(Saved entries)
[start]
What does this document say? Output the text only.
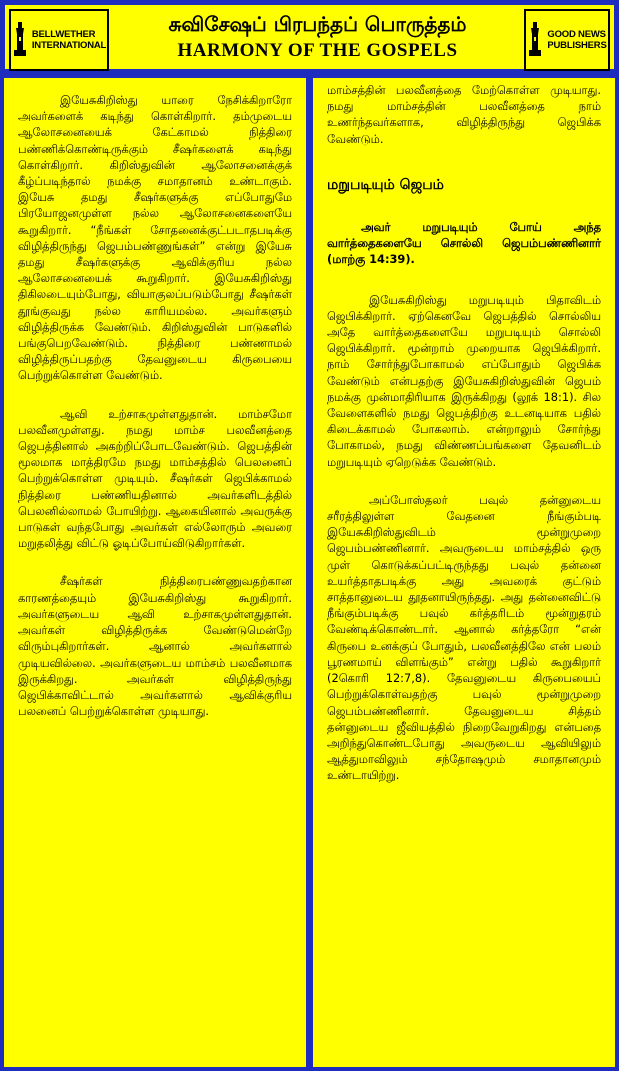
BELLWETHER
INTERNATIONAL
சுவிசேஷப் பிரபந்தப் பொருத்தம்
HARMONY OF THE GOSPELS
GOOD NEWS
PUBLISHERS

இயேசுகிறிஸ்து யாரை நேசிக்கிறாரோ அவர்களைக் கடிந்து கொள்கிறார். தம்முடைய ஆலோசனையைக் கேட்காமல் நித்திரை பண்ணிக்கொண்டிருக்கும் சீஷர்களைக் கடிந்து கொள்கிறார். கிறிஸ்துவின் ஆலோசனைக்குக் கீழ்ப்படிந்தால் நமக்கு சமாதானம் உண்டாகும். இயேசு தமது சீஷர்களுக்கு எப்போதுமே பிரயோஜனமுள்ள நல்ல ஆலோசனைகளையே கூறுகிறார். “நீங்கள் சோதனைக்குட்படாதபடிக்கு விழித்திருந்து ஜெபம்பண்ணுங்கள்” என்று இயேசு தமது சீஷர்களுக்கு ஆவிக்குரிய நல்ல ஆலோசனையைக் கூறுகிறார். இயேசுகிறிஸ்து திகிலடையும்போது, வியாகுலப்படும்போது சீஷர்கள் தூங்குவது நல்ல காரியமல்ல. அவர்களும் விழித்திருக்க வேண்டும். கிறிஸ்துவின் பாடுகளில் பங்குபெறவேண்டும். நித்திரை பண்ணாமல் விழித்திருப்பதற்கு தேவனுடைய கிருபையை பெற்றுக்கொள்ள வேண்டும்.

ஆவி உற்சாகமுள்ளதுதான். மாம்சமோ பலவீனமுள்ளது. நமது மாம்ச பலவீனத்தை ஜெபத்தினால் அகற்றிப்போடவேண்டும். ஜெபத்தின் மூலமாக மாத்திரமே நமது மாம்சத்தில் பெலனைப் பெற்றுக்கொள்ள முடியும். சீஷர்கள் ஜெபிக்காமல் நித்திரை பண்ணியதினால் அவர்களிடத்தில் பெலனில்லாமல் போயிற்று. ஆகையினால் அவருக்கு பாடுகள் வந்தபோது அவர்கள் எல்லோரும் அவரை மறுதலித்து விட்டு ஓடிப்போய்விடுகிறார்கள்.

சீஷர்கள் நித்திரைபண்ணுவதற்கான காரணத்தையும் இயேசுகிறிஸ்து கூறுகிறார். அவர்களுடைய ஆவி உற்சாகமுள்ளதுதான். அவர்கள் விழித்திருக்க வேண்டுமென்றே விரும்புகிறார்கள். ஆனால் அவர்களால் முடியவில்லை. அவர்களுடைய மாம்சம் பலவீனமாக இருக்கிறது. அவர்கள் விழித்திருந்து ஜெபிக்காவிட்டால் அவர்களால் ஆவிக்குரிய பலனைப் பெற்றுக்கொள்ள முடியாது.

மாம்சத்தின் பலவீனத்தை மேற்கொள்ள முடியாது. நமது மாம்சத்தின் பலவீனத்தை நாம் உணர்ந்தவர்களாக, விழித்திருந்து ஜெபிக்க வேண்டும்.

மறுபடியும் ஜெபம்

அவர் மறுபடியும் போய் அந்த வார்த்தைகளையே சொல்லி ஜெபம்பண்ணினார் (மாற்கு 14:39).

இயேசுகிறிஸ்து மறுபடியும் பிதாவிடம் ஜெபிக்கிறார். ஏற்கெனவே ஜெபத்தில் சொல்லிய அதே வார்த்தைகளையே மறுபடியும் சொல்லி ஜெபிக்கிறார். மூன்றாம் முறையாக ஜெபிக்கிறார். நாம் சோர்ந்துபோகாமல் எப்போதும் ஜெபிக்க வேண்டும் என்பதற்கு இயேசுகிறிஸ்துவின் ஜெபம் நமக்கு முன்மாதிரியாக இருக்கிறது (லூக் 18:1). சில வேளைகளில் நமது ஜெபத்திற்கு உடனடியாக பதில் கிடைக்காமல் போகலாம். என்றாலும் சோர்ந்து போகாமல், நமது விண்ணப்பங்களை தேவனிடம் மறுபடியும் ஏறெடுக்க வேண்டும்.

அப்போஸ்தலர் பவுல் தன்னுடைய சரீரத்திலுள்ள வேதனை நீங்கும்படி இயேசுகிறிஸ்துவிடம் மூன்றுமுறை ஜெபம்பண்ணினார். அவருடைய மாம்சத்தில் ஒரு முள் கொடுக்கப்பட்டிருந்தது பவுல் தன்னை உயர்த்தாதபடிக்கு அது அவரைக் குட்டும் சாத்தானுடைய தூதனாயிருந்தது. அது தன்னைவிட்டு நீங்கும்படிக்கு பவுல் கர்த்தரிடம் மூன்றுதரம் வேண்டிக்கொண்டார். ஆனால் கர்த்தரோ “என் கிருபை உனக்குப் போதும், பலவீனத்திலே என் பலம் பூரணமாய் விளங்கும்” என்று பதில் கூறுகிறார் (2கொரி 12:7,8). தேவனுடைய கிருபையைப் பெற்றுக்கொள்வதற்கு பவுல் மூன்றுமுறை ஜெபம்பண்ணினார். தேவனுடைய சித்தம் தன்னுடைய ஜீவியத்தில் நிறைவேறுகிறது என்பதை அறிந்துகொண்டபோது அவருடைய ஆவியிலும் ஆத்துமாவிலும் சந்தோஷமும் சமாதானமும் உண்டாயிற்று.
[end]
Reproduce the listing above exactly, excluding all pictures.

The completed task:
What does this document say? Output the text only.
BELLWETHER
INTERNATIONAL
சுவிசேஷப் பிரபந்தப் பொருத்தம்
HARMONY OF THE GOSPELS
GOOD NEWS
PUBLISHERS

இயேசுகிறிஸ்து யாரை நேசிக்கிறாரோ அவர்களைக் கடிந்து கொள்கிறார். தம்முடைய ஆலோசனையைக் கேட்காமல் நித்திரை பண்ணிக்கொண்டிருக்கும் சீஷர்களைக் கடிந்து கொள்கிறார். கிறிஸ்துவின் ஆலோசனைக்குக் கீழ்ப்படிந்தால் நமக்கு சமாதானம் உண்டாகும். இயேசு தமது சீஷர்களுக்கு எப்போதுமே பிரயோஜனமுள்ள நல்ல ஆலோசனைகளையே கூறுகிறார். “நீங்கள் சோதனைக்குட்படாதபடிக்கு விழித்திருந்து ஜெபம்பண்ணுங்கள்” என்று இயேசு தமது சீஷர்களுக்கு ஆவிக்குரிய நல்ல ஆலோசனையைக் கூறுகிறார். இயேசுகிறிஸ்து திகிலடையும்போது, வியாகுலப்படும்போது சீஷர்கள் தூங்குவது நல்ல காரியமல்ல. அவர்களும் விழித்திருக்க வேண்டும். கிறிஸ்துவின் பாடுகளில் பங்குபெறவேண்டும். நித்திரை பண்ணாமல் விழித்திருப்பதற்கு தேவனுடைய கிருபையை பெற்றுக்கொள்ள வேண்டும்.

ஆவி உற்சாகமுள்ளதுதான். மாம்சமோ பலவீனமுள்ளது. நமது மாம்ச பலவீனத்தை ஜெபத்தினால் அகற்றிப்போடவேண்டும். ஜெபத்தின் மூலமாக மாத்திரமே நமது மாம்சத்தில் பெலனைப் பெற்றுக்கொள்ள முடியும். சீஷர்கள் ஜெபிக்காமல் நித்திரை பண்ணியதினால் அவர்களிடத்தில் பெலனில்லாமல் போயிற்று. ஆகையினால் அவருக்கு பாடுகள் வந்தபோது அவர்கள் எல்லோரும் அவரை மறுதலித்து விட்டு ஓடிப்போய்விடுகிறார்கள்.

சீஷர்கள் நித்திரைபண்ணுவதற்கான காரணத்தையும் இயேசுகிறிஸ்து கூறுகிறார். அவர்களுடைய ஆவி உற்சாகமுள்ளதுதான். அவர்கள் விழித்திருக்க வேண்டுமென்றே விரும்புகிறார்கள். ஆனால் அவர்களால் முடியவில்லை. அவர்களுடைய மாம்சம் பலவீனமாக இருக்கிறது. அவர்கள் விழித்திருந்து ஜெபிக்காவிட்டால் அவர்களால் ஆவிக்குரிய பலனைப் பெற்றுக்கொள்ள முடியாது.

மாம்சத்தின் பலவீனத்தை மேற்கொள்ள முடியாது. நமது மாம்சத்தின் பலவீனத்தை நாம் உணர்ந்தவர்களாக, விழித்திருந்து ஜெபிக்க வேண்டும்.

மறுபடியும் ஜெபம்

அவர் மறுபடியும் போய் அந்த வார்த்தைகளையே சொல்லி ஜெபம்பண்ணினார் (மாற்கு 14:39).

இயேசுகிறிஸ்து மறுபடியும் பிதாவிடம் ஜெபிக்கிறார். ஏற்கெனவே ஜெபத்தில் சொல்லிய அதே வார்த்தைகளையே மறுபடியும் சொல்லி ஜெபிக்கிறார். மூன்றாம் முறையாக ஜெபிக்கிறார். நாம் சோர்ந்துபோகாமல் எப்போதும் ஜெபிக்க வேண்டும் என்பதற்கு இயேசுகிறிஸ்துவின் ஜெபம் நமக்கு முன்மாதிரியாக இருக்கிறது (லூக் 18:1). சில வேளைகளில் நமது ஜெபத்திற்கு உடனடியாக பதில் கிடைக்காமல் போகலாம். என்றாலும் சோர்ந்து போகாமல், நமது விண்ணப்பங்களை தேவனிடம் மறுபடியும் ஏறெடுக்க வேண்டும்.

அப்போஸ்தலர் பவுல் தன்னுடைய சரீரத்திலுள்ள வேதனை நீங்கும்படி இயேசுகிறிஸ்துவிடம் மூன்றுமுறை ஜெபம்பண்ணினார். அவருடைய மாம்சத்தில் ஒரு முள் கொடுக்கப்பட்டிருந்தது பவுல் தன்னை உயர்த்தாதபடிக்கு அது அவரைக் குட்டும் சாத்தானுடைய தூதனாயிருந்தது. அது தன்னைவிட்டு நீங்கும்படிக்கு பவுல் கர்த்தரிடம் மூன்றுதரம் வேண்டிக்கொண்டார். ஆனால் கர்த்தரோ “என் கிருபை உனக்குப் போதும், பலவீனத்திலே என் பலம் பூரணமாய் விளங்கும்” என்று பதில் கூறுகிறார் (2கொரி 12:7,8). தேவனுடைய கிருபையைப் பெற்றுக்கொள்வதற்கு பவுல் மூன்றுமுறை ஜெபம்பண்ணினார். தேவனுடைய சித்தம் தன்னுடைய ஜீவியத்தில் நிறைவேறுகிறது என்பதை அறிந்துகொண்டபோது அவருடைய ஆவியிலும் ஆத்துமாவிலும் சந்தோஷமும் சமாதானமும் உண்டாயிற்று.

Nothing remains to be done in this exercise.